**PASSAGE TO READ**.
Registration Statement on Form S-1
Cover Page

1. We refer to your disclosure here that the conversion of Class B ordinary
shares may
 result in material dilution to your public shareholders due to
anti-dilution rights of the
 Class B ordinary shares. Please revise to clarify that if you increase
or decrease
 the size of the offering pursuant to Rule 462(b) under the Securities
Act, you will
 effect a share capitalization or other mechanism with respect to your
Class B shares so
 as to maintain the ownership of founder shares by the initial
shareholders, on an as
 converted basis, at approximately 20% of your issued and outstanding
ordinary
 shares upon consummation of the offering, as you explain elsewhere.
Please also
 disclose the number of founder shares to be issued to your independent
directors on
 the cover page. Please refer to Item 1602(a)(3) of Regulation S-K.
 March 27, 2025
Page 2
Summary
Sponsor Information, page 11

2. Please revise the table to also discuss the founder shares to be
received by your
 directors, as you mention that each director will receive such shares.

**DATA RECORDS**.
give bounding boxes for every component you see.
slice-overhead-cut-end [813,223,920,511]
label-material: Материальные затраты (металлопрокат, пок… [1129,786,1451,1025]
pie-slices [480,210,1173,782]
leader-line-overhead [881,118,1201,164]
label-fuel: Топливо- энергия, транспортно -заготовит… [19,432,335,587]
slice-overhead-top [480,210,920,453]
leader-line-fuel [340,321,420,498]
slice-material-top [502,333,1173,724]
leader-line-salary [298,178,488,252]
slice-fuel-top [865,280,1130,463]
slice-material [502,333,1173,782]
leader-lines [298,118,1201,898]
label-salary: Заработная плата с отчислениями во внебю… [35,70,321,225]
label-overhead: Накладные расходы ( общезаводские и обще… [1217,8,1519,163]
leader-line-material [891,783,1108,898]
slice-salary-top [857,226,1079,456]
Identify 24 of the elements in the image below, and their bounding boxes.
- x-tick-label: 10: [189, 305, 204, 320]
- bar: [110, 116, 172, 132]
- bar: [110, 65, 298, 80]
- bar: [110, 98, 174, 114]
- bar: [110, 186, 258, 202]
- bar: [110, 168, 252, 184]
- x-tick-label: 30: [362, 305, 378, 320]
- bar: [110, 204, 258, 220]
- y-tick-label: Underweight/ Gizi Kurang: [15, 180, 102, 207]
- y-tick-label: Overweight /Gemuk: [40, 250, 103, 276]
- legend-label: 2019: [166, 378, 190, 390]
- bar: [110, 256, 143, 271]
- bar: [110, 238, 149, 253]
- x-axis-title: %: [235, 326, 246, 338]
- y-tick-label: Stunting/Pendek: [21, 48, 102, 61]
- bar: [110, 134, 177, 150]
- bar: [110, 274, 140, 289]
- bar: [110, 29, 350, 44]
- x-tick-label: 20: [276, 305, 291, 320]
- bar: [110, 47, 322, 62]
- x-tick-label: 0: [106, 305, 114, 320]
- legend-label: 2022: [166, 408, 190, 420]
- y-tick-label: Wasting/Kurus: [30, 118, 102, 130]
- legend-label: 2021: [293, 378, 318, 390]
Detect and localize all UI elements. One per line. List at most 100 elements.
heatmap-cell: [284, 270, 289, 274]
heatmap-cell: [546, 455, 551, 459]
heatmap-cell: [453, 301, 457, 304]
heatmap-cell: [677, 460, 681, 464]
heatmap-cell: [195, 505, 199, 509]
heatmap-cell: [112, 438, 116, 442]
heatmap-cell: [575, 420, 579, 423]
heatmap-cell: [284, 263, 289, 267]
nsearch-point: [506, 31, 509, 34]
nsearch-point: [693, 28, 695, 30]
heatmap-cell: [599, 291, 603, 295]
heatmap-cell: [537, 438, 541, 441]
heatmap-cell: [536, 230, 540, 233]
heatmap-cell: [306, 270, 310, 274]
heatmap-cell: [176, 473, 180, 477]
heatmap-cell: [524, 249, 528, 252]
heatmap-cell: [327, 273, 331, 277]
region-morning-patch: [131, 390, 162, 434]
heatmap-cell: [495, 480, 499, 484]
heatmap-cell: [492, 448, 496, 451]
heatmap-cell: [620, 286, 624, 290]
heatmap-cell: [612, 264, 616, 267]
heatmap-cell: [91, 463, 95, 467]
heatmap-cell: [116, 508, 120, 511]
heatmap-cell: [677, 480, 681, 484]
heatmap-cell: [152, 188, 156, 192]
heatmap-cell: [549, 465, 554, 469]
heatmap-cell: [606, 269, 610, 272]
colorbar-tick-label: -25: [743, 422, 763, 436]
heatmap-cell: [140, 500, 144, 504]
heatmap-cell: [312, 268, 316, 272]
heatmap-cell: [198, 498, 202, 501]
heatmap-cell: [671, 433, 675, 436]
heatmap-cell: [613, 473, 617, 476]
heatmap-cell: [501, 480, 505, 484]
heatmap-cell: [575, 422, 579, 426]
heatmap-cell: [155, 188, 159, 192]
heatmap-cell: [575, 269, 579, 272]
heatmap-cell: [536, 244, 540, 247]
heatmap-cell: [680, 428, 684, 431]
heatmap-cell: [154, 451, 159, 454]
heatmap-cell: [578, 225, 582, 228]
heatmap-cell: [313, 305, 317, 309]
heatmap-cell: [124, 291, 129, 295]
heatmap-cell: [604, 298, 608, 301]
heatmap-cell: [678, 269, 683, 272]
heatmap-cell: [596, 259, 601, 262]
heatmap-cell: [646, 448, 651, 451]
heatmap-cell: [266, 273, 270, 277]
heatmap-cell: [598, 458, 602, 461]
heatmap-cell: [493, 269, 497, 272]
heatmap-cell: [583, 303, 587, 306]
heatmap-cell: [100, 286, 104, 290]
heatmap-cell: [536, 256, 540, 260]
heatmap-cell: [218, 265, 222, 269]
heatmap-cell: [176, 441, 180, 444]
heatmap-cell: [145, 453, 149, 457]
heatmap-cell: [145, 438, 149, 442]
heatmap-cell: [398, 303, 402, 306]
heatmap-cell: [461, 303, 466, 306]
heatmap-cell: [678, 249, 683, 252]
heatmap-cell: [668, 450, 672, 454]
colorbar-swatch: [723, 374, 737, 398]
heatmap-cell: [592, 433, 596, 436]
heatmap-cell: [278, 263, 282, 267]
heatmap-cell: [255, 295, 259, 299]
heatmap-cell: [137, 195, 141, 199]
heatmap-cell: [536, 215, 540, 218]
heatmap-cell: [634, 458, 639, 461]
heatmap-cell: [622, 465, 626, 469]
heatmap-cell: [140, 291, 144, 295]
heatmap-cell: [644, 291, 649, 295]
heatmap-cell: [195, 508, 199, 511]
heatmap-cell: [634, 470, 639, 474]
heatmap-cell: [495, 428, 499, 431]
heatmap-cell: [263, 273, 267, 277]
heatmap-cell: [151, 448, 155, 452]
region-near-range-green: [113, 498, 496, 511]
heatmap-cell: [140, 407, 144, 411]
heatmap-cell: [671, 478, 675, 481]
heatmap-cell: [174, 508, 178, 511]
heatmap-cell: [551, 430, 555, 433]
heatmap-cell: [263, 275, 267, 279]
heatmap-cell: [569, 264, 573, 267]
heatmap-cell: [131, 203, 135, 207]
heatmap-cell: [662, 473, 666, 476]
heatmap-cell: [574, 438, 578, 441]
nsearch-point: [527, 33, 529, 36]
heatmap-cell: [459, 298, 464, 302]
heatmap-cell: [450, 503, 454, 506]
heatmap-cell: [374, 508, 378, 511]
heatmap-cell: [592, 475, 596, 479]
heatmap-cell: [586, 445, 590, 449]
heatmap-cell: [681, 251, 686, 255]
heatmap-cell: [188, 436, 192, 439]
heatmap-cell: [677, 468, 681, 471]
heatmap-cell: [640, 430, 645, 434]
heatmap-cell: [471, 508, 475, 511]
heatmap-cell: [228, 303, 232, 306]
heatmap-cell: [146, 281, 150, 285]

**THE REQUEST**.
Write out the Form S-1 comments word for word from "Please also" to "of Regulation S-K.".

**CORRECT RESPONSE**.
Please also
 disclose the number of founder shares to be issued to your independent
directors on
 the cover page. Please refer to Item 1602(a)(3) of Regulation S-K.